## Aim:
Reproduce the entries below in full, word for word.

## Dataset content:
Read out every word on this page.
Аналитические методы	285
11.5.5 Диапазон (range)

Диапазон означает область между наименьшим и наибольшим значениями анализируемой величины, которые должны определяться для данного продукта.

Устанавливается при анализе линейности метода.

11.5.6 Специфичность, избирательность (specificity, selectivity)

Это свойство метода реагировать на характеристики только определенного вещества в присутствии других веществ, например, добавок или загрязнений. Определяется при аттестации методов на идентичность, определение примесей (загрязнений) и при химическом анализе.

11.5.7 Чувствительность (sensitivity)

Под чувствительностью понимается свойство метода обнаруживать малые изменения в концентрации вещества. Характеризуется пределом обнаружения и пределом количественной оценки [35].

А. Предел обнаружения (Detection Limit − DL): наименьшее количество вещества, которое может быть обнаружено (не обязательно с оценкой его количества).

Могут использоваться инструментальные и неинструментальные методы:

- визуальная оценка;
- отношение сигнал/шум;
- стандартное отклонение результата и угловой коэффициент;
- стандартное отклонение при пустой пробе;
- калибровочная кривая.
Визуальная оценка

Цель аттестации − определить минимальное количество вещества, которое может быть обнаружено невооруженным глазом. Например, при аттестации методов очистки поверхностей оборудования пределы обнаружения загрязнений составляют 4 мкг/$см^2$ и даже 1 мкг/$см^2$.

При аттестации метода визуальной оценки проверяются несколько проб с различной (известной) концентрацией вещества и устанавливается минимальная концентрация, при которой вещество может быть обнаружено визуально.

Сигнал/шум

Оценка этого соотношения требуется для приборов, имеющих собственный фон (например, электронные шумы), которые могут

## The answer:
Read out every word on this page.
Аналитические методы	285
11.5.5 Диапазон (range)

Диапазон означает область между наименьшим и наибольшим значениями анализируемой величины, которые должны определяться для данного продукта.

Устанавливается при анализе линейности метода.

11.5.6 Специфичность, избирательность (specificity, selectivity)

Это свойство метода реагировать на характеристики только определенного вещества в присутствии других веществ, например, добавок или загрязнений. Определяется при аттестации методов на идентичность, определение примесей (загрязнений) и при химическом анализе.

11.5.7 Чувствительность (sensitivity)

Под чувствительностью понимается свойство метода обнаруживать малые изменения в концентрации вещества. Характеризуется пределом обнаружения и пределом количественной оценки [35].

А. Предел обнаружения (Detection Limit − DL): наименьшее количество вещества, которое может быть обнаружено (не обязательно с оценкой его количества).

Могут использоваться инструментальные и неинструментальные методы:

- визуальная оценка;
- отношение сигнал/шум;
- стандартное отклонение результата и угловой коэффициент;
- стандартное отклонение при пустой пробе;
- калибровочная кривая.
Визуальная оценка

Цель аттестации − определить минимальное количество вещества, которое может быть обнаружено невооруженным глазом. Например, при аттестации методов очистки поверхностей оборудования пределы обнаружения загрязнений составляют 4 мкг/$см^2$ и даже 1 мкг/$см^2$.

При аттестации метода визуальной оценки проверяются несколько проб с различной (известной) концентрацией вещества и устанавливается минимальная концентрация, при которой вещество может быть обнаружено визуально.

Сигнал/шум

Оценка этого соотношения требуется для приборов, имеющих собственный фон (например, электронные шумы), которые могут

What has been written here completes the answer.